GIVEN REQUEST
Only the lines from the one containing "Serialize everything readable" to the end of the records belong in the output; print them exactly.

Records that describe figures
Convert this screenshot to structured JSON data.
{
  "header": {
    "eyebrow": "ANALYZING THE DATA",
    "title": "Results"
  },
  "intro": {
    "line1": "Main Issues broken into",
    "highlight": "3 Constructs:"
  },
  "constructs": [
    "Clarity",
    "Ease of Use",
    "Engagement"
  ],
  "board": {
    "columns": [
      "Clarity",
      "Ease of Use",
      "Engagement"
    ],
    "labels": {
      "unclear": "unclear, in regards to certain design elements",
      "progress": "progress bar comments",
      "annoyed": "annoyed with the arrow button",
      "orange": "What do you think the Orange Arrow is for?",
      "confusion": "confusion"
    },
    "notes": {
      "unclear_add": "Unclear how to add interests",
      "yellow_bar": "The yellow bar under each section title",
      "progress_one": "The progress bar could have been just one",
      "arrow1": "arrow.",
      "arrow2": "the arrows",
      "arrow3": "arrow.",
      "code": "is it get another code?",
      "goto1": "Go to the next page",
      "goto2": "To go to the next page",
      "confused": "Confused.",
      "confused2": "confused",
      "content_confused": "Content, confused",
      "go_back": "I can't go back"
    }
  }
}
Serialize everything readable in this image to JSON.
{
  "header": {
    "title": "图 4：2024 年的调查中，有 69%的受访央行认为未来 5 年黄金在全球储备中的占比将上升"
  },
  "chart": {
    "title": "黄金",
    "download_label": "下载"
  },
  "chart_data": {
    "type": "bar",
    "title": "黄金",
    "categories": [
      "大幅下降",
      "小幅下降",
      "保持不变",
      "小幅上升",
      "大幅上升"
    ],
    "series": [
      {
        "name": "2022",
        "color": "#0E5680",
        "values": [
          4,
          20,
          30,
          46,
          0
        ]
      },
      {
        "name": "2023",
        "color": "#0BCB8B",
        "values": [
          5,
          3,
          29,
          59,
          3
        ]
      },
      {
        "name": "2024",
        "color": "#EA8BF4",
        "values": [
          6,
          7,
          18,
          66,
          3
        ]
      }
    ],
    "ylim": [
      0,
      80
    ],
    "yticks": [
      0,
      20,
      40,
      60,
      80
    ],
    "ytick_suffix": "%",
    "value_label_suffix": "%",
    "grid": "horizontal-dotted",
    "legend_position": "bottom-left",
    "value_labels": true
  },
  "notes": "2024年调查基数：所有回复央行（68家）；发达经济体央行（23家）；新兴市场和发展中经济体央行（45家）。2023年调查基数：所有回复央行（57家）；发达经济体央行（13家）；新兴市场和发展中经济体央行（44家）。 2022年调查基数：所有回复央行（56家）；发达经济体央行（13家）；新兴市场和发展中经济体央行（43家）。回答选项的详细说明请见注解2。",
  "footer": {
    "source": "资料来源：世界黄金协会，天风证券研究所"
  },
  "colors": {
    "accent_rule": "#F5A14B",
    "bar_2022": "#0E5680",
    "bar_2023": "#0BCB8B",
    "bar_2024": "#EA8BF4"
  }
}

SOLUTION TO THE PROBLEM
Serialize everything readable in this image to JSON.
{
  "header": {
    "title": "图 4：2024 年的调查中，有 69%的受访央行认为未来 5 年黄金在全球储备中的占比将上升"
  },
  "chart": {
    "title": "黄金",
    "download_label": "下载"
  },
  "chart_data": {
    "type": "bar",
    "title": "黄金",
    "categories": [
      "大幅下降",
      "小幅下降",
      "保持不变",
      "小幅上升",
      "大幅上升"
    ],
    "series": [
      {
        "name": "2022",
        "color": "#0E5680",
        "values": [
          4,
          20,
          30,
          46,
          0
        ]
      },
      {
        "name": "2023",
        "color": "#0BCB8B",
        "values": [
          5,
          3,
          29,
          59,
          3
        ]
      },
      {
        "name": "2024",
        "color": "#EA8BF4",
        "values": [
          6,
          7,
          18,
          66,
          3
        ]
      }
    ],
    "ylim": [
      0,
      80
    ],
    "yticks": [
      0,
      20,
      40,
      60,
      80
    ],
    "ytick_suffix": "%",
    "value_label_suffix": "%",
    "grid": "horizontal-dotted",
    "legend_position": "bottom-left",
    "value_labels": true
  },
  "notes": "2024年调查基数：所有回复央行（68家）；发达经济体央行（23家）；新兴市场和发展中经济体央行（45家）。2023年调查基数：所有回复央行（57家）；发达经济体央行（13家）；新兴市场和发展中经济体央行（44家）。 2022年调查基数：所有回复央行（56家）；发达经济体央行（13家）；新兴市场和发展中经济体央行（43家）。回答选项的详细说明请见注解2。",
  "footer": {
    "source": "资料来源：世界黄金协会，天风证券研究所"
  },
  "colors": {
    "accent_rule": "#F5A14B",
    "bar_2022": "#0E5680",
    "bar_2023": "#0BCB8B",
    "bar_2024": "#EA8BF4"
  }
}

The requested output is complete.